# [PROVIDED ENTRIES]
++++++++++++++++++++
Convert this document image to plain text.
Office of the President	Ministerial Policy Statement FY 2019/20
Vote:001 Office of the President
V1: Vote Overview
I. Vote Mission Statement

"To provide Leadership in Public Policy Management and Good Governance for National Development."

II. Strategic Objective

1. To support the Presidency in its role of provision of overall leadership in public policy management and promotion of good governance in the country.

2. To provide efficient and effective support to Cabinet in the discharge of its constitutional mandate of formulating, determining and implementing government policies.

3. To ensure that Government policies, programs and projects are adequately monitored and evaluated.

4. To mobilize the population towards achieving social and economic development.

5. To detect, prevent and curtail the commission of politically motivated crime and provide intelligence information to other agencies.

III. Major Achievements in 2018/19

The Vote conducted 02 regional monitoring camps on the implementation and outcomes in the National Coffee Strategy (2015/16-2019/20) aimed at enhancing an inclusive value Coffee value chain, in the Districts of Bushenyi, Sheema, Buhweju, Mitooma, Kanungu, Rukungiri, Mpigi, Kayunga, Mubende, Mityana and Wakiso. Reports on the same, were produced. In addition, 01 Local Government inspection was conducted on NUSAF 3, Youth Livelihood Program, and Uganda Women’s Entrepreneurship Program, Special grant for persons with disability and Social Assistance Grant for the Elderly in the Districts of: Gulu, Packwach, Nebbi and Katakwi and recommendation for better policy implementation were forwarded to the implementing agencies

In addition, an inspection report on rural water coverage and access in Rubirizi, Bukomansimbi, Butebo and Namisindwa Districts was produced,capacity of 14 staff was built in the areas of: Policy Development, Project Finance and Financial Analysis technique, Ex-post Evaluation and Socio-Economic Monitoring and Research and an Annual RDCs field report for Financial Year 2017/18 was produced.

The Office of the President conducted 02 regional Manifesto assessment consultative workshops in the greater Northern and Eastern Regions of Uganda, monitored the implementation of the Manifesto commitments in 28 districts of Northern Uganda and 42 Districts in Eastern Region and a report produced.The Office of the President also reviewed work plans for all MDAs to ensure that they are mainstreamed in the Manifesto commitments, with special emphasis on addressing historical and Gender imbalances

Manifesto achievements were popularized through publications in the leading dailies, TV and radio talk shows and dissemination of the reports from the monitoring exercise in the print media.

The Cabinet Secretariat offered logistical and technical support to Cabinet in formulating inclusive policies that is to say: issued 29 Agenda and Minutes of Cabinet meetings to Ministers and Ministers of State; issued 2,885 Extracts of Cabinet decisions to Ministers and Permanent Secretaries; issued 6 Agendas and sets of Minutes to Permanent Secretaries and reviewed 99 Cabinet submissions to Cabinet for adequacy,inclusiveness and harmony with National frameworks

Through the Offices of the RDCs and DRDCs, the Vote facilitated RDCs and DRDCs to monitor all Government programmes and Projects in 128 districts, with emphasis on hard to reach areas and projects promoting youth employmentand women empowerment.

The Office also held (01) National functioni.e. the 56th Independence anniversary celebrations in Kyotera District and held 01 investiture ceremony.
++++++++++++++++++++
Only lines with the string "implementation" belong in your answer; copy each one.

# [TASK SOLUTION]
The Vote conducted 02 regional monitoring camps on the implementation and outcomes in the National Coffee Strategy (2015/16-2019/20) aimed at enhancing an inclusive value Coffee value chain, in the Districts of Bushenyi, Sheema, Buhweju, Mitooma, Kanungu, Rukungiri, Mpigi, Kayunga, Mubende, Mityana and Wakiso. Reports on the same, were produced. In addition, 01 Local Government inspection was conducted on NUSAF 3, Youth Livelihood Program, and Uganda Women’s Entrepreneurship Program, Special grant for persons with disability and Social Assistance Grant for the Elderly in the Districts of: Gulu, Packwach, Nebbi and Katakwi and recommendation for better policy implementation were forwarded to the implementing agencies
The Office of the President conducted 02 regional Manifesto assessment consultative workshops in the greater Northern and Eastern Regions of Uganda, monitored the implementation of the Manifesto commitments in 28 districts of Northern Uganda and 42 Districts in Eastern Region and a report produced.The Office of the President also reviewed work plans for all MDAs to ensure that they are mainstreamed in the Manifesto commitments, with special emphasis on addressing historical and Gender imbalances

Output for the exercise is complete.